What this task involves ▸ Quote the records below in full, exactly as given, with the images taken out.

★ ★ ★ ★

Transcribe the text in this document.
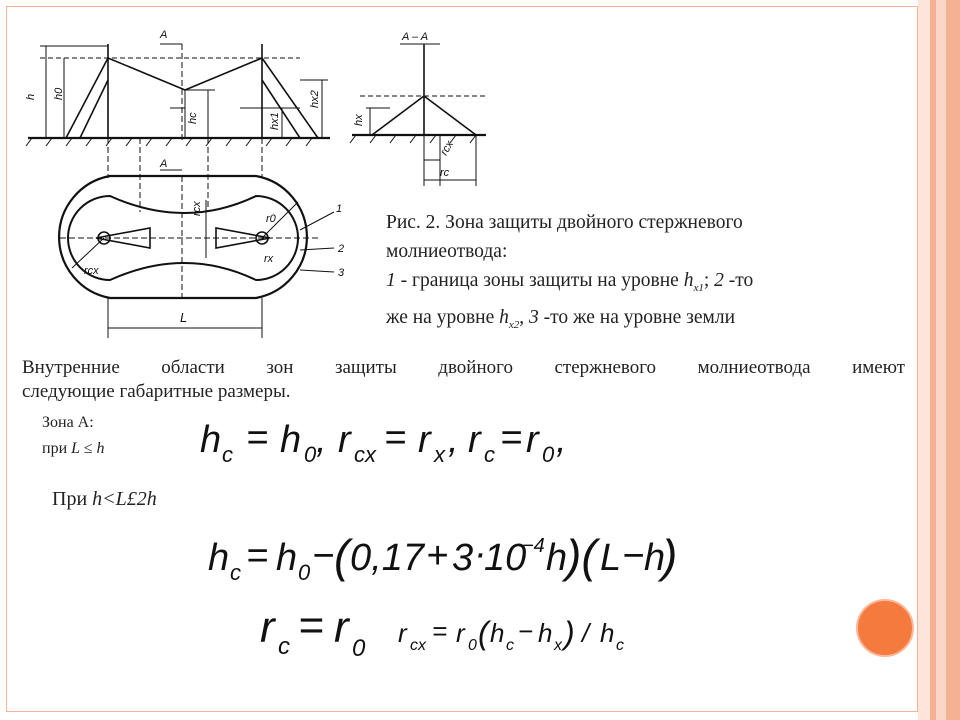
A
A
A – A
h h0
hc	hx1
hx2
hx
rcx
rc
rcx
r0
rx
rcx
L
1
2
3
Рис. 2. Зона защиты двойного стержневого
молниеотвода:
1 - граница зоны защиты на уровне $h_{x1}$; 2 -то
же на уровне $h_{x2}$, 3 -то же на уровне земли
Внутренние области зон защиты двойного стержневого молниеотвода имеют
следующие габаритные размеры.
Зона А:
при L ≤ h	h c = h 0 , r cx = r x , r c = r 0 ,
hc = h0, rcx = rx, rc = r0,
При h<L£2h
h c = h 0 − ( 0,17 + 3 ·
10
−4 h
)( L − h
)
hc = h0 − (0,17 + 3·10⁻⁴h)(L − h)
r c = r 0
rc = r0
r cx = r 0 ( h c − h x ) / h c
rcx = r0(hc − hx) / hc
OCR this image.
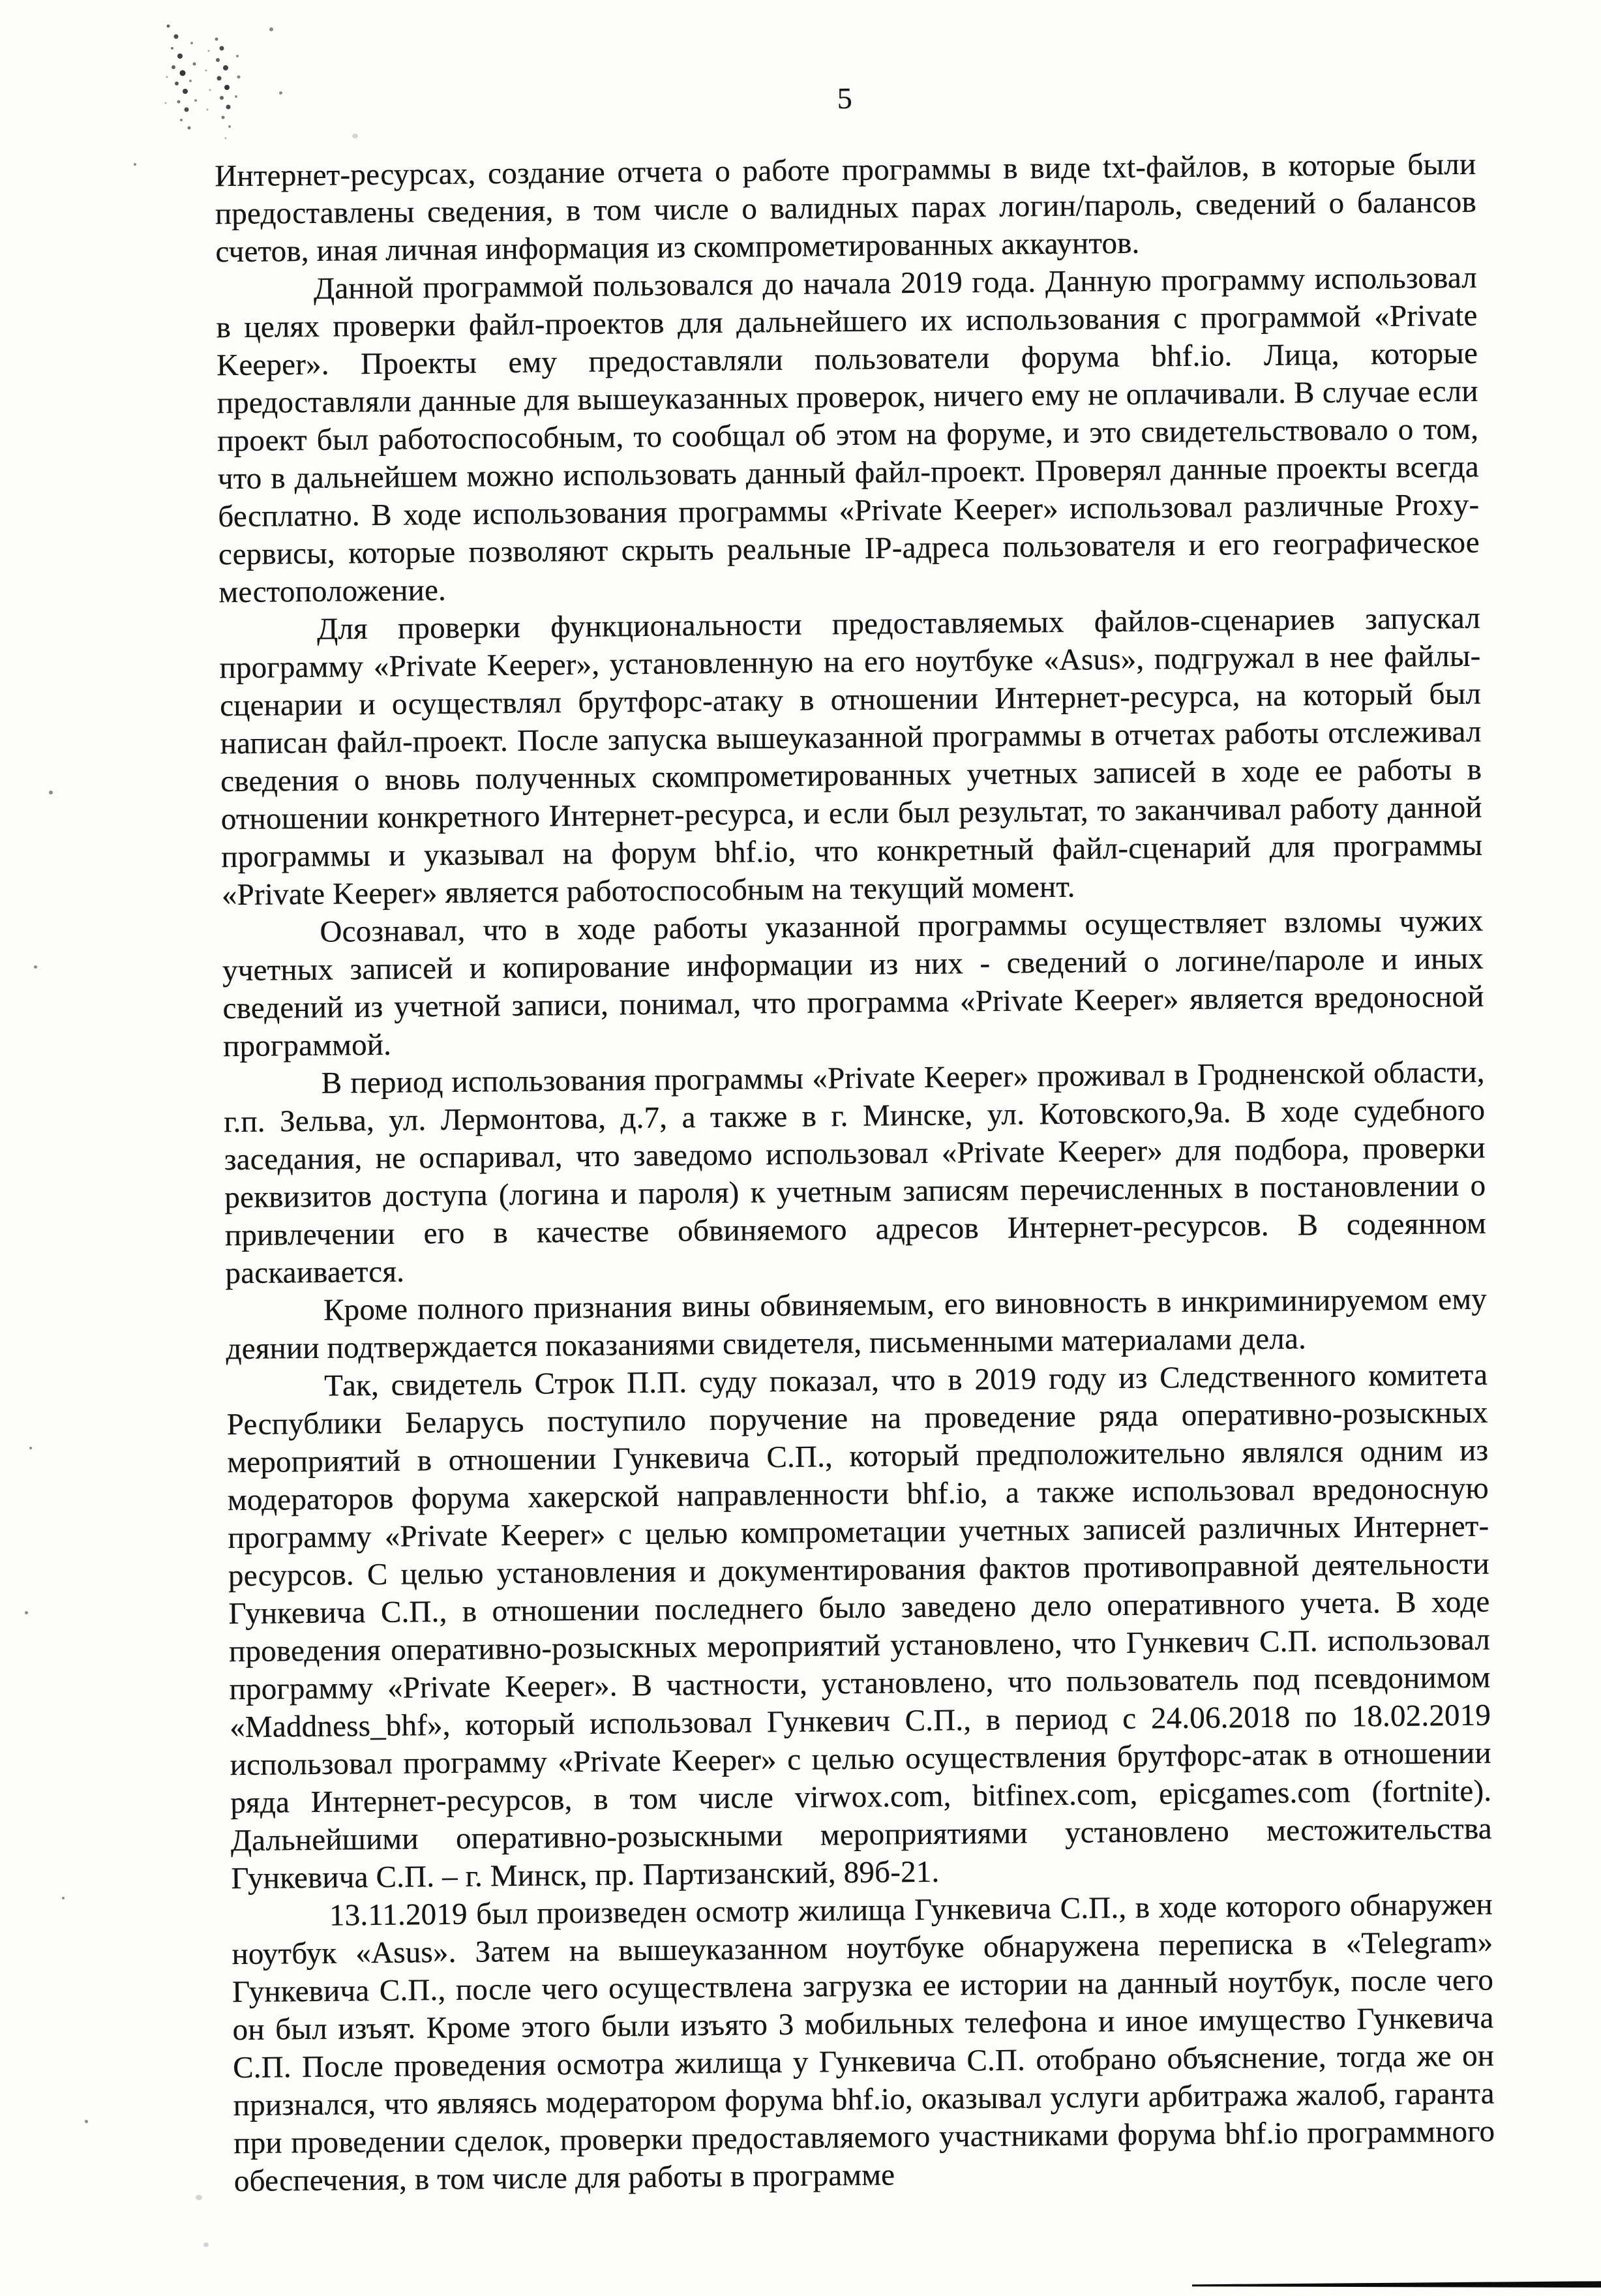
5

Интернет-ресурсах, создание отчета о работе программы в виде txt-файлов, в которые были предоставлены сведения, в том числе о валидных парах логин/пароль, сведений о балансов счетов, иная личная информация из скомпрометированных аккаунтов.

Данной программой пользовался до начала 2019 года. Данную программу использовал в целях проверки файл-проектов для дальнейшего их использования с программой «Private Keeper». Проекты ему предоставляли пользователи форума bhf.io. Лица, которые предоставляли данные для вышеуказанных проверок, ничего ему не оплачивали. В случае если проект был работоспособным, то сообщал об этом на форуме, и это свидетельствовало о том, что в дальнейшем можно использовать данный файл-проект. Проверял данные проекты всегда бесплатно. В ходе использования программы «Private Keeper» использовал различные Proxy-сервисы, которые позволяют скрыть реальные IP-адреса пользователя и его географическое местоположение.

Для проверки функциональности предоставляемых файлов-сценариев запускал программу «Private Keeper», установленную на его ноутбуке «Asus», подгружал в нее файлы-сценарии и осуществлял брутфорс-атаку в отношении Интернет-ресурса, на который был написан файл-проект. После запуска вышеуказанной программы в отчетах работы отслеживал сведения о вновь полученных скомпрометированных учетных записей в ходе ее работы в отношении конкретного Интернет-ресурса, и если был результат, то заканчивал работу данной программы и указывал на форум bhf.io, что конкретный файл-сценарий для программы «Private Keeper» является работоспособным на текущий момент.

Осознавал, что в ходе работы указанной программы осуществляет взломы чужих учетных записей и копирование информации из них - сведений о логине/пароле и иных сведений из учетной записи, понимал, что программа «Private Keeper» является вредоносной программой.

В период использования программы «Private Keeper» проживал в Гродненской области, г.п. Зельва, ул. Лермонтова, д.7, а также в г. Минске, ул. Котовского,9а. В ходе судебного заседания, не оспаривал, что заведомо использовал «Private Keeper» для подбора, проверки реквизитов доступа (логина и пароля) к учетным записям перечисленных в постановлении о привлечении его в качестве обвиняемого адресов Интернет-ресурсов. В содеянном раскаивается.

Кроме полного признания вины обвиняемым, его виновность в инкриминируемом ему деянии подтверждается показаниями свидетеля, письменными материалами дела.

Так, свидетель Строк П.П. суду показал, что в 2019 году из Следственного комитета Республики Беларусь поступило поручение на проведение ряда оперативно-розыскных мероприятий в отношении Гункевича С.П., который предположительно являлся одним из модераторов форума хакерской направленности bhf.io, а также использовал вредоносную программу «Private Keeper» с целью компрометации учетных записей различных Интернет-ресурсов. С целью установления и документирования фактов противоправной деятельности Гункевича С.П., в отношении последнего было заведено дело оперативного учета. В ходе проведения оперативно-розыскных мероприятий установлено, что Гункевич С.П. использовал программу «Private Keeper». В частности, установлено, что пользователь под псевдонимом «Maddness_bhf», который использовал Гункевич С.П., в период с 24.06.2018 по 18.02.2019 использовал программу «Private Keeper» с целью осуществления брутфорс-атак в отношении ряда Интернет-ресурсов, в том числе virwox.com, bitfinex.com, epicgames.com (fortnite). Дальнейшими оперативно-розыскными мероприятиями установлено местожительства Гункевича С.П. – г. Минск, пр. Партизанский, 89б-21.

13.11.2019 был произведен осмотр жилища Гункевича С.П., в ходе которого обнаружен ноутбук «Asus». Затем на вышеуказанном ноутбуке обнаружена переписка в «Telegram» Гункевича С.П., после чего осуществлена загрузка ее истории на данный ноутбук, после чего он был изъят. Кроме этого были изъято 3 мобильных телефона и иное имущество Гункевича С.П. После проведения осмотра жилища у Гункевича С.П. отобрано объяснение, тогда же он признался, что являясь модератором форума bhf.io, оказывал услуги арбитража жалоб, гаранта при проведении сделок, проверки предоставляемого участниками форума bhf.io программного обеспечения, в том числе для работы в программе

★ ★ ★ ★

Output for this task ▸
Transcribe the text in this document.
A
A
A – A
h h0
hc	hx1
hx2
hx
rcx
rc
rcx
r0
rx
rcx
L
1
2
3
Рис. 2. Зона защиты двойного стержневого
молниеотвода:
1 - граница зоны защиты на уровне $h_{x1}$; 2 -то
же на уровне $h_{x2}$, 3 -то же на уровне земли
Внутренние области зон защиты двойного стержневого молниеотвода имеют
следующие габаритные размеры.
Зона А:
при L ≤ h	h c = h 0 , r cx = r x , r c = r 0 ,
hc = h0, rcx = rx, rc = r0,
При h<L£2h
h c = h 0 − ( 0,17 + 3 ·
10
−4 h
)( L − h
)
hc = h0 − (0,17 + 3·10⁻⁴h)(L − h)
r c = r 0
rc = r0
r cx = r 0 ( h c − h x ) / h c
rcx = r0(hc − hx) / hc
OCR this image.
5

Интернет-ресурсах, создание отчета о работе программы в виде txt-файлов, в которые были предоставлены сведения, в том числе о валидных парах логин/пароль, сведений о балансов счетов, иная личная информация из скомпрометированных аккаунтов.

Данной программой пользовался до начала 2019 года. Данную программу использовал в целях проверки файл-проектов для дальнейшего их использования с программой «Private Keeper». Проекты ему предоставляли пользователи форума bhf.io. Лица, которые предоставляли данные для вышеуказанных проверок, ничего ему не оплачивали. В случае если проект был работоспособным, то сообщал об этом на форуме, и это свидетельствовало о том, что в дальнейшем можно использовать данный файл-проект. Проверял данные проекты всегда бесплатно. В ходе использования программы «Private Keeper» использовал различные Proxy-сервисы, которые позволяют скрыть реальные IP-адреса пользователя и его географическое местоположение.

Для проверки функциональности предоставляемых файлов-сценариев запускал программу «Private Keeper», установленную на его ноутбуке «Asus», подгружал в нее файлы-сценарии и осуществлял брутфорс-атаку в отношении Интернет-ресурса, на который был написан файл-проект. После запуска вышеуказанной программы в отчетах работы отслеживал сведения о вновь полученных скомпрометированных учетных записей в ходе ее работы в отношении конкретного Интернет-ресурса, и если был результат, то заканчивал работу данной программы и указывал на форум bhf.io, что конкретный файл-сценарий для программы «Private Keeper» является работоспособным на текущий момент.

Осознавал, что в ходе работы указанной программы осуществляет взломы чужих учетных записей и копирование информации из них - сведений о логине/пароле и иных сведений из учетной записи, понимал, что программа «Private Keeper» является вредоносной программой.

В период использования программы «Private Keeper» проживал в Гродненской области, г.п. Зельва, ул. Лермонтова, д.7, а также в г. Минске, ул. Котовского,9а. В ходе судебного заседания, не оспаривал, что заведомо использовал «Private Keeper» для подбора, проверки реквизитов доступа (логина и пароля) к учетным записям перечисленных в постановлении о привлечении его в качестве обвиняемого адресов Интернет-ресурсов. В содеянном раскаивается.

Кроме полного признания вины обвиняемым, его виновность в инкриминируемом ему деянии подтверждается показаниями свидетеля, письменными материалами дела.

Так, свидетель Строк П.П. суду показал, что в 2019 году из Следственного комитета Республики Беларусь поступило поручение на проведение ряда оперативно-розыскных мероприятий в отношении Гункевича С.П., который предположительно являлся одним из модераторов форума хакерской направленности bhf.io, а также использовал вредоносную программу «Private Keeper» с целью компрометации учетных записей различных Интернет-ресурсов. С целью установления и документирования фактов противоправной деятельности Гункевича С.П., в отношении последнего было заведено дело оперативного учета. В ходе проведения оперативно-розыскных мероприятий установлено, что Гункевич С.П. использовал программу «Private Keeper». В частности, установлено, что пользователь под псевдонимом «Maddness_bhf», который использовал Гункевич С.П., в период с 24.06.2018 по 18.02.2019 использовал программу «Private Keeper» с целью осуществления брутфорс-атак в отношении ряда Интернет-ресурсов, в том числе virwox.com, bitfinex.com, epicgames.com (fortnite). Дальнейшими оперативно-розыскными мероприятиями установлено местожительства Гункевича С.П. – г. Минск, пр. Партизанский, 89б-21.

13.11.2019 был произведен осмотр жилища Гункевича С.П., в ходе которого обнаружен ноутбук «Asus». Затем на вышеуказанном ноутбуке обнаружена переписка в «Telegram» Гункевича С.П., после чего осуществлена загрузка ее истории на данный ноутбук, после чего он был изъят. Кроме этого были изъято 3 мобильных телефона и иное имущество Гункевича С.П. После проведения осмотра жилища у Гункевича С.П. отобрано объяснение, тогда же он признался, что являясь модератором форума bhf.io, оказывал услуги арбитража жалоб, гаранта при проведении сделок, проверки предоставляемого участниками форума bhf.io программного обеспечения, в том числе для работы в программе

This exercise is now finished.